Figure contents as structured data
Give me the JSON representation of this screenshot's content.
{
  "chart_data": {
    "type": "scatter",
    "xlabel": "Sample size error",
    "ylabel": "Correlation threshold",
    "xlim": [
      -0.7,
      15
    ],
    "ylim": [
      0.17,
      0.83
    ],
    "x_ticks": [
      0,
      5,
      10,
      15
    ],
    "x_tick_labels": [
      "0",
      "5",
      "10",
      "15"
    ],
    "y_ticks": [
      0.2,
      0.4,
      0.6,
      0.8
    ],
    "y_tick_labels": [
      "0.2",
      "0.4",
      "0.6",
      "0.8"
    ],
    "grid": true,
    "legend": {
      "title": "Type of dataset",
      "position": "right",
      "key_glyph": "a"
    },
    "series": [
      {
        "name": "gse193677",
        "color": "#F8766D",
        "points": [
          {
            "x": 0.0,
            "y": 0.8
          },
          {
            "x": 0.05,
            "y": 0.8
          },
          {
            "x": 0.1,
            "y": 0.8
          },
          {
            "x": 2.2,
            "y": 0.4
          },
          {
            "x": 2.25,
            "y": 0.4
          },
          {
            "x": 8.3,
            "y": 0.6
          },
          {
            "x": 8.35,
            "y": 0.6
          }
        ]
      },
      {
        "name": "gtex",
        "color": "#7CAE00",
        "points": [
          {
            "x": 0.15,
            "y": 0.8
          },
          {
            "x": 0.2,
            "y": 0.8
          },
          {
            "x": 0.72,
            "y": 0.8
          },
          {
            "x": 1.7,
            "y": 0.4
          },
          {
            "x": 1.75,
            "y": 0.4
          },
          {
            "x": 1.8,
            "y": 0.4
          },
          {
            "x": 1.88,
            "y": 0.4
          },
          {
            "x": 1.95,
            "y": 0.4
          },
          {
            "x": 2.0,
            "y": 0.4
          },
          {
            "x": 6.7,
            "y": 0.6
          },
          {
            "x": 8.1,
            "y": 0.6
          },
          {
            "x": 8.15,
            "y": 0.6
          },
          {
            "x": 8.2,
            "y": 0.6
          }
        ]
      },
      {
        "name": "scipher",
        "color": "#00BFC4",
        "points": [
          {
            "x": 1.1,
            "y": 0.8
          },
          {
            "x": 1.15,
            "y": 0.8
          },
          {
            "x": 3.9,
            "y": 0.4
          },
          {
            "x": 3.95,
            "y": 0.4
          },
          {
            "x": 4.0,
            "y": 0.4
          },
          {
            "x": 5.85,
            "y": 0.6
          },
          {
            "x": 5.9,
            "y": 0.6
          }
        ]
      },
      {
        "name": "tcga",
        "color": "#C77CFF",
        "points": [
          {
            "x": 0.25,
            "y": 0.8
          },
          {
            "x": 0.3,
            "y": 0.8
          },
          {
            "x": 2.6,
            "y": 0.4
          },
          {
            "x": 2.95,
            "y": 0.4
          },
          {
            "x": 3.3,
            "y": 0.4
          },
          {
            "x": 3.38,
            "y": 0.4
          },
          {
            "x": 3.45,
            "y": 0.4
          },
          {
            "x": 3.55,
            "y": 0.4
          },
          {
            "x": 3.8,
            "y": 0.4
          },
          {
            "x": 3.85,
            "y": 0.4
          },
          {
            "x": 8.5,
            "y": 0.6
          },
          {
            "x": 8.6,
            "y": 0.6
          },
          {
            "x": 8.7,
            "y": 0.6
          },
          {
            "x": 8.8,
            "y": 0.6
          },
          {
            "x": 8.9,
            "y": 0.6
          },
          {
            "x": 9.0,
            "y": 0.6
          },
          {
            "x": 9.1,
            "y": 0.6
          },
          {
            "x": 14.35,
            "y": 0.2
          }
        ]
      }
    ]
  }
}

_Exercise requirements_: Output the entries verbatim.

_Reply to the exercise_:
Give me the JSON representation of this screenshot's content.
{
  "chart_data": {
    "type": "scatter",
    "xlabel": "Sample size error",
    "ylabel": "Correlation threshold",
    "xlim": [
      -0.7,
      15
    ],
    "ylim": [
      0.17,
      0.83
    ],
    "x_ticks": [
      0,
      5,
      10,
      15
    ],
    "x_tick_labels": [
      "0",
      "5",
      "10",
      "15"
    ],
    "y_ticks": [
      0.2,
      0.4,
      0.6,
      0.8
    ],
    "y_tick_labels": [
      "0.2",
      "0.4",
      "0.6",
      "0.8"
    ],
    "grid": true,
    "legend": {
      "title": "Type of dataset",
      "position": "right",
      "key_glyph": "a"
    },
    "series": [
      {
        "name": "gse193677",
        "color": "#F8766D",
        "points": [
          {
            "x": 0.0,
            "y": 0.8
          },
          {
            "x": 0.05,
            "y": 0.8
          },
          {
            "x": 0.1,
            "y": 0.8
          },
          {
            "x": 2.2,
            "y": 0.4
          },
          {
            "x": 2.25,
            "y": 0.4
          },
          {
            "x": 8.3,
            "y": 0.6
          },
          {
            "x": 8.35,
            "y": 0.6
          }
        ]
      },
      {
        "name": "gtex",
        "color": "#7CAE00",
        "points": [
          {
            "x": 0.15,
            "y": 0.8
          },
          {
            "x": 0.2,
            "y": 0.8
          },
          {
            "x": 0.72,
            "y": 0.8
          },
          {
            "x": 1.7,
            "y": 0.4
          },
          {
            "x": 1.75,
            "y": 0.4
          },
          {
            "x": 1.8,
            "y": 0.4
          },
          {
            "x": 1.88,
            "y": 0.4
          },
          {
            "x": 1.95,
            "y": 0.4
          },
          {
            "x": 2.0,
            "y": 0.4
          },
          {
            "x": 6.7,
            "y": 0.6
          },
          {
            "x": 8.1,
            "y": 0.6
          },
          {
            "x": 8.15,
            "y": 0.6
          },
          {
            "x": 8.2,
            "y": 0.6
          }
        ]
      },
      {
        "name": "scipher",
        "color": "#00BFC4",
        "points": [
          {
            "x": 1.1,
            "y": 0.8
          },
          {
            "x": 1.15,
            "y": 0.8
          },
          {
            "x": 3.9,
            "y": 0.4
          },
          {
            "x": 3.95,
            "y": 0.4
          },
          {
            "x": 4.0,
            "y": 0.4
          },
          {
            "x": 5.85,
            "y": 0.6
          },
          {
            "x": 5.9,
            "y": 0.6
          }
        ]
      },
      {
        "name": "tcga",
        "color": "#C77CFF",
        "points": [
          {
            "x": 0.25,
            "y": 0.8
          },
          {
            "x": 0.3,
            "y": 0.8
          },
          {
            "x": 2.6,
            "y": 0.4
          },
          {
            "x": 2.95,
            "y": 0.4
          },
          {
            "x": 3.3,
            "y": 0.4
          },
          {
            "x": 3.38,
            "y": 0.4
          },
          {
            "x": 3.45,
            "y": 0.4
          },
          {
            "x": 3.55,
            "y": 0.4
          },
          {
            "x": 3.8,
            "y": 0.4
          },
          {
            "x": 3.85,
            "y": 0.4
          },
          {
            "x": 8.5,
            "y": 0.6
          },
          {
            "x": 8.6,
            "y": 0.6
          },
          {
            "x": 8.7,
            "y": 0.6
          },
          {
            "x": 8.8,
            "y": 0.6
          },
          {
            "x": 8.9,
            "y": 0.6
          },
          {
            "x": 9.0,
            "y": 0.6
          },
          {
            "x": 9.1,
            "y": 0.6
          },
          {
            "x": 14.35,
            "y": 0.2
          }
        ]
      }
    ]
  }
}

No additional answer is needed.